Repeat each record below exactly, dropping the pictures.
···
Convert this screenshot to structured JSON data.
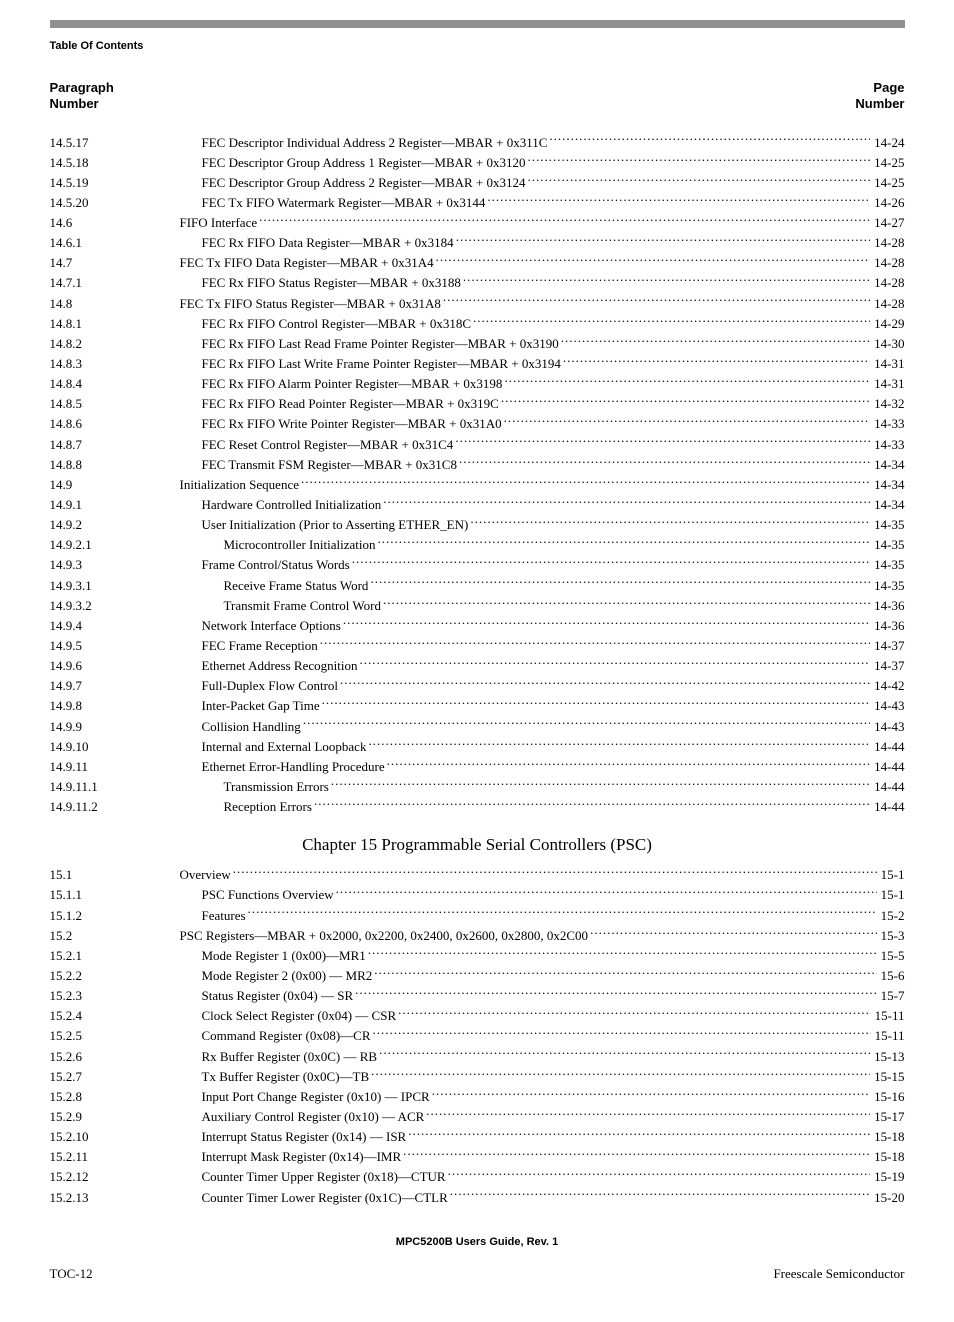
{
  "header": {
    "label": "Table Of Contents"
  },
  "columns": {
    "left_line1": "Paragraph",
    "left_line2": "Number",
    "right_line1": "Page",
    "right_line2": "Number"
  },
  "chapter": {
    "title": "Chapter 15 Programmable Serial Controllers (PSC)"
  },
  "footer": {
    "center": "MPC5200B Users Guide, Rev. 1",
    "left": "TOC-12",
    "right": "Freescale Semiconductor"
  },
  "section1": [
    {
      "num": "14.5.17",
      "title": "FEC Descriptor Individual Address 2 Register—MBAR + 0x311C",
      "page": "14-24",
      "indent": 2
    },
    {
      "num": "14.5.18",
      "title": "FEC Descriptor Group Address 1 Register—MBAR + 0x3120",
      "page": "14-25",
      "indent": 2
    },
    {
      "num": "14.5.19",
      "title": "FEC Descriptor Group Address 2 Register—MBAR + 0x3124",
      "page": "14-25",
      "indent": 2
    },
    {
      "num": "14.5.20",
      "title": "FEC Tx FIFO Watermark Register—MBAR + 0x3144",
      "page": "14-26",
      "indent": 2
    },
    {
      "num": "14.6",
      "title": "FIFO Interface",
      "page": "14-27",
      "indent": 1
    },
    {
      "num": "14.6.1",
      "title": "FEC Rx FIFO Data Register—MBAR + 0x3184",
      "page": "14-28",
      "indent": 2
    },
    {
      "num": "14.7",
      "title": "FEC Tx FIFO Data Register—MBAR + 0x31A4",
      "page": "14-28",
      "indent": 1
    },
    {
      "num": "14.7.1",
      "title": "FEC Rx FIFO Status Register—MBAR + 0x3188",
      "page": "14-28",
      "indent": 2
    },
    {
      "num": "14.8",
      "title": "FEC Tx FIFO Status Register—MBAR + 0x31A8",
      "page": "14-28",
      "indent": 1
    },
    {
      "num": "14.8.1",
      "title": "FEC Rx FIFO Control Register—MBAR + 0x318C",
      "page": "14-29",
      "indent": 2
    },
    {
      "num": "14.8.2",
      "title": "FEC Rx FIFO Last Read Frame Pointer Register—MBAR + 0x3190",
      "page": "14-30",
      "indent": 2
    },
    {
      "num": "14.8.3",
      "title": "FEC Rx FIFO Last Write Frame Pointer Register—MBAR + 0x3194",
      "page": "14-31",
      "indent": 2
    },
    {
      "num": "14.8.4",
      "title": "FEC Rx FIFO Alarm Pointer Register—MBAR + 0x3198",
      "page": "14-31",
      "indent": 2
    },
    {
      "num": "14.8.5",
      "title": "FEC Rx FIFO Read Pointer Register—MBAR + 0x319C",
      "page": "14-32",
      "indent": 2
    },
    {
      "num": "14.8.6",
      "title": "FEC Rx FIFO Write Pointer Register—MBAR + 0x31A0",
      "page": "14-33",
      "indent": 2
    },
    {
      "num": "14.8.7",
      "title": "FEC Reset Control Register—MBAR + 0x31C4",
      "page": "14-33",
      "indent": 2
    },
    {
      "num": "14.8.8",
      "title": "FEC Transmit FSM Register—MBAR + 0x31C8",
      "page": "14-34",
      "indent": 2
    },
    {
      "num": "14.9",
      "title": "Initialization Sequence",
      "page": "14-34",
      "indent": 1
    },
    {
      "num": "14.9.1",
      "title": "Hardware Controlled Initialization",
      "page": "14-34",
      "indent": 2
    },
    {
      "num": "14.9.2",
      "title": "User Initialization (Prior to Asserting ETHER_EN)",
      "page": "14-35",
      "indent": 2
    },
    {
      "num": "14.9.2.1",
      "title": "Microcontroller Initialization",
      "page": "14-35",
      "indent": 3
    },
    {
      "num": "14.9.3",
      "title": "Frame Control/Status Words",
      "page": "14-35",
      "indent": 2
    },
    {
      "num": "14.9.3.1",
      "title": "Receive Frame Status Word",
      "page": "14-35",
      "indent": 3
    },
    {
      "num": "14.9.3.2",
      "title": "Transmit Frame Control Word",
      "page": "14-36",
      "indent": 3
    },
    {
      "num": "14.9.4",
      "title": "Network Interface Options",
      "page": "14-36",
      "indent": 2
    },
    {
      "num": "14.9.5",
      "title": "FEC Frame Reception",
      "page": "14-37",
      "indent": 2
    },
    {
      "num": "14.9.6",
      "title": "Ethernet Address Recognition",
      "page": "14-37",
      "indent": 2
    },
    {
      "num": "14.9.7",
      "title": "Full-Duplex Flow Control",
      "page": "14-42",
      "indent": 2
    },
    {
      "num": "14.9.8",
      "title": "Inter-Packet Gap Time",
      "page": "14-43",
      "indent": 2
    },
    {
      "num": "14.9.9",
      "title": "Collision Handling",
      "page": "14-43",
      "indent": 2
    },
    {
      "num": "14.9.10",
      "title": "Internal and External Loopback",
      "page": "14-44",
      "indent": 2
    },
    {
      "num": "14.9.11",
      "title": "Ethernet Error-Handling Procedure",
      "page": "14-44",
      "indent": 2
    },
    {
      "num": "14.9.11.1",
      "title": "Transmission Errors",
      "page": "14-44",
      "indent": 3
    },
    {
      "num": "14.9.11.2",
      "title": "Reception Errors",
      "page": "14-44",
      "indent": 3
    }
  ],
  "section2": [
    {
      "num": "15.1",
      "title": "Overview",
      "page": "15-1",
      "indent": 1
    },
    {
      "num": "15.1.1",
      "title": "PSC Functions Overview",
      "page": "15-1",
      "indent": 2
    },
    {
      "num": "15.1.2",
      "title": "Features",
      "page": "15-2",
      "indent": 2
    },
    {
      "num": "15.2",
      "title": "PSC Registers—MBAR + 0x2000, 0x2200, 0x2400, 0x2600, 0x2800, 0x2C00",
      "page": "15-3",
      "indent": 1
    },
    {
      "num": "15.2.1",
      "title": "Mode Register 1 (0x00)—MR1",
      "page": "15-5",
      "indent": 2
    },
    {
      "num": "15.2.2",
      "title": "Mode Register 2 (0x00) — MR2",
      "page": "15-6",
      "indent": 2
    },
    {
      "num": "15.2.3",
      "title": "Status Register (0x04) — SR",
      "page": "15-7",
      "indent": 2
    },
    {
      "num": "15.2.4",
      "title": "Clock Select Register (0x04) — CSR",
      "page": "15-11",
      "indent": 2
    },
    {
      "num": "15.2.5",
      "title": "Command Register (0x08)—CR",
      "page": "15-11",
      "indent": 2
    },
    {
      "num": "15.2.6",
      "title": "Rx Buffer Register (0x0C) — RB",
      "page": "15-13",
      "indent": 2
    },
    {
      "num": "15.2.7",
      "title": "Tx Buffer Register (0x0C)—TB",
      "page": "15-15",
      "indent": 2
    },
    {
      "num": "15.2.8",
      "title": "Input Port Change Register (0x10) — IPCR",
      "page": "15-16",
      "indent": 2
    },
    {
      "num": "15.2.9",
      "title": "Auxiliary Control Register (0x10) — ACR",
      "page": "15-17",
      "indent": 2
    },
    {
      "num": "15.2.10",
      "title": "Interrupt Status Register (0x14) — ISR",
      "page": "15-18",
      "indent": 2
    },
    {
      "num": "15.2.11",
      "title": "Interrupt Mask Register (0x14)—IMR",
      "page": "15-18",
      "indent": 2
    },
    {
      "num": "15.2.12",
      "title": "Counter Timer Upper Register (0x18)—CTUR",
      "page": "15-19",
      "indent": 2
    },
    {
      "num": "15.2.13",
      "title": "Counter Timer Lower Register (0x1C)—CTLR",
      "page": "15-20",
      "indent": 2
    }
  ]
}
···
## Reply
Convert this screenshot to structured JSON data.
{
  "header": {
    "label": "Table Of Contents"
  },
  "columns": {
    "left_line1": "Paragraph",
    "left_line2": "Number",
    "right_line1": "Page",
    "right_line2": "Number"
  },
  "chapter": {
    "title": "Chapter 15 Programmable Serial Controllers (PSC)"
  },
  "footer": {
    "center": "MPC5200B Users Guide, Rev. 1",
    "left": "TOC-12",
    "right": "Freescale Semiconductor"
  },
  "section1": [
    {
      "num": "14.5.17",
      "title": "FEC Descriptor Individual Address 2 Register—MBAR + 0x311C",
      "page": "14-24",
      "indent": 2
    },
    {
      "num": "14.5.18",
      "title": "FEC Descriptor Group Address 1 Register—MBAR + 0x3120",
      "page": "14-25",
      "indent": 2
    },
    {
      "num": "14.5.19",
      "title": "FEC Descriptor Group Address 2 Register—MBAR + 0x3124",
      "page": "14-25",
      "indent": 2
    },
    {
      "num": "14.5.20",
      "title": "FEC Tx FIFO Watermark Register—MBAR + 0x3144",
      "page": "14-26",
      "indent": 2
    },
    {
      "num": "14.6",
      "title": "FIFO Interface",
      "page": "14-27",
      "indent": 1
    },
    {
      "num": "14.6.1",
      "title": "FEC Rx FIFO Data Register—MBAR + 0x3184",
      "page": "14-28",
      "indent": 2
    },
    {
      "num": "14.7",
      "title": "FEC Tx FIFO Data Register—MBAR + 0x31A4",
      "page": "14-28",
      "indent": 1
    },
    {
      "num": "14.7.1",
      "title": "FEC Rx FIFO Status Register—MBAR + 0x3188",
      "page": "14-28",
      "indent": 2
    },
    {
      "num": "14.8",
      "title": "FEC Tx FIFO Status Register—MBAR + 0x31A8",
      "page": "14-28",
      "indent": 1
    },
    {
      "num": "14.8.1",
      "title": "FEC Rx FIFO Control Register—MBAR + 0x318C",
      "page": "14-29",
      "indent": 2
    },
    {
      "num": "14.8.2",
      "title": "FEC Rx FIFO Last Read Frame Pointer Register—MBAR + 0x3190",
      "page": "14-30",
      "indent": 2
    },
    {
      "num": "14.8.3",
      "title": "FEC Rx FIFO Last Write Frame Pointer Register—MBAR + 0x3194",
      "page": "14-31",
      "indent": 2
    },
    {
      "num": "14.8.4",
      "title": "FEC Rx FIFO Alarm Pointer Register—MBAR + 0x3198",
      "page": "14-31",
      "indent": 2
    },
    {
      "num": "14.8.5",
      "title": "FEC Rx FIFO Read Pointer Register—MBAR + 0x319C",
      "page": "14-32",
      "indent": 2
    },
    {
      "num": "14.8.6",
      "title": "FEC Rx FIFO Write Pointer Register—MBAR + 0x31A0",
      "page": "14-33",
      "indent": 2
    },
    {
      "num": "14.8.7",
      "title": "FEC Reset Control Register—MBAR + 0x31C4",
      "page": "14-33",
      "indent": 2
    },
    {
      "num": "14.8.8",
      "title": "FEC Transmit FSM Register—MBAR + 0x31C8",
      "page": "14-34",
      "indent": 2
    },
    {
      "num": "14.9",
      "title": "Initialization Sequence",
      "page": "14-34",
      "indent": 1
    },
    {
      "num": "14.9.1",
      "title": "Hardware Controlled Initialization",
      "page": "14-34",
      "indent": 2
    },
    {
      "num": "14.9.2",
      "title": "User Initialization (Prior to Asserting ETHER_EN)",
      "page": "14-35",
      "indent": 2
    },
    {
      "num": "14.9.2.1",
      "title": "Microcontroller Initialization",
      "page": "14-35",
      "indent": 3
    },
    {
      "num": "14.9.3",
      "title": "Frame Control/Status Words",
      "page": "14-35",
      "indent": 2
    },
    {
      "num": "14.9.3.1",
      "title": "Receive Frame Status Word",
      "page": "14-35",
      "indent": 3
    },
    {
      "num": "14.9.3.2",
      "title": "Transmit Frame Control Word",
      "page": "14-36",
      "indent": 3
    },
    {
      "num": "14.9.4",
      "title": "Network Interface Options",
      "page": "14-36",
      "indent": 2
    },
    {
      "num": "14.9.5",
      "title": "FEC Frame Reception",
      "page": "14-37",
      "indent": 2
    },
    {
      "num": "14.9.6",
      "title": "Ethernet Address Recognition",
      "page": "14-37",
      "indent": 2
    },
    {
      "num": "14.9.7",
      "title": "Full-Duplex Flow Control",
      "page": "14-42",
      "indent": 2
    },
    {
      "num": "14.9.8",
      "title": "Inter-Packet Gap Time",
      "page": "14-43",
      "indent": 2
    },
    {
      "num": "14.9.9",
      "title": "Collision Handling",
      "page": "14-43",
      "indent": 2
    },
    {
      "num": "14.9.10",
      "title": "Internal and External Loopback",
      "page": "14-44",
      "indent": 2
    },
    {
      "num": "14.9.11",
      "title": "Ethernet Error-Handling Procedure",
      "page": "14-44",
      "indent": 2
    },
    {
      "num": "14.9.11.1",
      "title": "Transmission Errors",
      "page": "14-44",
      "indent": 3
    },
    {
      "num": "14.9.11.2",
      "title": "Reception Errors",
      "page": "14-44",
      "indent": 3
    }
  ],
  "section2": [
    {
      "num": "15.1",
      "title": "Overview",
      "page": "15-1",
      "indent": 1
    },
    {
      "num": "15.1.1",
      "title": "PSC Functions Overview",
      "page": "15-1",
      "indent": 2
    },
    {
      "num": "15.1.2",
      "title": "Features",
      "page": "15-2",
      "indent": 2
    },
    {
      "num": "15.2",
      "title": "PSC Registers—MBAR + 0x2000, 0x2200, 0x2400, 0x2600, 0x2800, 0x2C00",
      "page": "15-3",
      "indent": 1
    },
    {
      "num": "15.2.1",
      "title": "Mode Register 1 (0x00)—MR1",
      "page": "15-5",
      "indent": 2
    },
    {
      "num": "15.2.2",
      "title": "Mode Register 2 (0x00) — MR2",
      "page": "15-6",
      "indent": 2
    },
    {
      "num": "15.2.3",
      "title": "Status Register (0x04) — SR",
      "page": "15-7",
      "indent": 2
    },
    {
      "num": "15.2.4",
      "title": "Clock Select Register (0x04) — CSR",
      "page": "15-11",
      "indent": 2
    },
    {
      "num": "15.2.5",
      "title": "Command Register (0x08)—CR",
      "page": "15-11",
      "indent": 2
    },
    {
      "num": "15.2.6",
      "title": "Rx Buffer Register (0x0C) — RB",
      "page": "15-13",
      "indent": 2
    },
    {
      "num": "15.2.7",
      "title": "Tx Buffer Register (0x0C)—TB",
      "page": "15-15",
      "indent": 2
    },
    {
      "num": "15.2.8",
      "title": "Input Port Change Register (0x10) — IPCR",
      "page": "15-16",
      "indent": 2
    },
    {
      "num": "15.2.9",
      "title": "Auxiliary Control Register (0x10) — ACR",
      "page": "15-17",
      "indent": 2
    },
    {
      "num": "15.2.10",
      "title": "Interrupt Status Register (0x14) — ISR",
      "page": "15-18",
      "indent": 2
    },
    {
      "num": "15.2.11",
      "title": "Interrupt Mask Register (0x14)—IMR",
      "page": "15-18",
      "indent": 2
    },
    {
      "num": "15.2.12",
      "title": "Counter Timer Upper Register (0x18)—CTUR",
      "page": "15-19",
      "indent": 2
    },
    {
      "num": "15.2.13",
      "title": "Counter Timer Lower Register (0x1C)—CTLR",
      "page": "15-20",
      "indent": 2
    }
  ]
}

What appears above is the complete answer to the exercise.